WHAT TO DO
Report back each line of the records that contains the string "this".

[Records from a dataset]
........
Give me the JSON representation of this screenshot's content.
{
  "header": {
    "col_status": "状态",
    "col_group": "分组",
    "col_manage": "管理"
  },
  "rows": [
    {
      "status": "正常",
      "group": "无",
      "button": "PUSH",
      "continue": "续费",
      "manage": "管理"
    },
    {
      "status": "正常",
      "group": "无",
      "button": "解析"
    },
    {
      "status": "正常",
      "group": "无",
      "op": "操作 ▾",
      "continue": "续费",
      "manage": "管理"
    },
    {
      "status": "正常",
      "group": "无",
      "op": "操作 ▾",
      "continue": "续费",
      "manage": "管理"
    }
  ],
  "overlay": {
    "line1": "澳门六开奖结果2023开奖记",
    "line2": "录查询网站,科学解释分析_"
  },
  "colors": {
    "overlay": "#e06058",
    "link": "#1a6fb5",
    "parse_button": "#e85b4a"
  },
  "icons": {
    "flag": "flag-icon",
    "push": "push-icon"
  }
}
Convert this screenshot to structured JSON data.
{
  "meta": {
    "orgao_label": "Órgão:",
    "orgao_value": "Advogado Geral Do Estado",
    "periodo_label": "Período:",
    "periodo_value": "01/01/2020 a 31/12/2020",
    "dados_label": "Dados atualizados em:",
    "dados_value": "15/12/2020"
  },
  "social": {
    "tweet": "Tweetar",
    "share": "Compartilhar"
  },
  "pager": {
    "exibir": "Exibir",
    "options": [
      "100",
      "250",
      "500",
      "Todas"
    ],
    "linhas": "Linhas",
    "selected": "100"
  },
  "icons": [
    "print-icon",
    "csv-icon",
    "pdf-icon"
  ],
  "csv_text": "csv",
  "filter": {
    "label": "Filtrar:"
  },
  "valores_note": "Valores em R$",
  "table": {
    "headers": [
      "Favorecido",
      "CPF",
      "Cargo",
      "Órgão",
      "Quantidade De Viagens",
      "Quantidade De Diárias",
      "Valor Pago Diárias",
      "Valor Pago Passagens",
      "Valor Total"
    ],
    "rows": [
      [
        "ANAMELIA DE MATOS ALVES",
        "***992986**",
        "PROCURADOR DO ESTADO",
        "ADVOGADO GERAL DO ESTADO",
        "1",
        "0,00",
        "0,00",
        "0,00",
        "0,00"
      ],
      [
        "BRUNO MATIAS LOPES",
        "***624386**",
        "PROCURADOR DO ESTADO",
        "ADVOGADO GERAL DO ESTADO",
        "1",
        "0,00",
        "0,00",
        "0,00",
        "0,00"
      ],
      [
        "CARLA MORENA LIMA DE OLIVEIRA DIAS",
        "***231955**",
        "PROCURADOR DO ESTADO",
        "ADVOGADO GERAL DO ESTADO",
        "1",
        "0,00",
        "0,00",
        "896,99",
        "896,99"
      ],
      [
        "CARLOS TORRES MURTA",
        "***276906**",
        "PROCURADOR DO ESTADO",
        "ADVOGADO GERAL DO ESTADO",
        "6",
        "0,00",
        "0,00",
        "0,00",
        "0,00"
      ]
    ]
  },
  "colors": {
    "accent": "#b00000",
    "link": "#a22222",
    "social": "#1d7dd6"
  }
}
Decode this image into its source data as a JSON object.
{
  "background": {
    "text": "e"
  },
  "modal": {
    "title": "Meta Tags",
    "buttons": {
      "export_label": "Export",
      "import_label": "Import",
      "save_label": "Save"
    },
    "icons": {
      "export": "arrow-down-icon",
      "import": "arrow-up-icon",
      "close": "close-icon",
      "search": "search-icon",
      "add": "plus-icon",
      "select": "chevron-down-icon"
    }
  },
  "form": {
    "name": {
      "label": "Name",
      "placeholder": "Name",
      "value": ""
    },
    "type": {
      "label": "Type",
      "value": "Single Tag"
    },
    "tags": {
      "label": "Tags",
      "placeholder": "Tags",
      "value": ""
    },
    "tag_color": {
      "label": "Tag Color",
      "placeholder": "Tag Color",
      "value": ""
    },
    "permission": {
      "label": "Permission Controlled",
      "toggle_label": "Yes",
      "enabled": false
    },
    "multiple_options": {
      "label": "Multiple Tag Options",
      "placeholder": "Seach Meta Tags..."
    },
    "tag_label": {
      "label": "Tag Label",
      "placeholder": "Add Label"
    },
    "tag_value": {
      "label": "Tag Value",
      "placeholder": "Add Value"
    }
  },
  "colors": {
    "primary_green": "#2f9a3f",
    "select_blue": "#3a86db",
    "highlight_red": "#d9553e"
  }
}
........
RIGHT ANSWER
Give me the JSON representation of this screenshot's content.
Convert this screenshot to structured JSON data.
Decode this image into its source data as a JSON object.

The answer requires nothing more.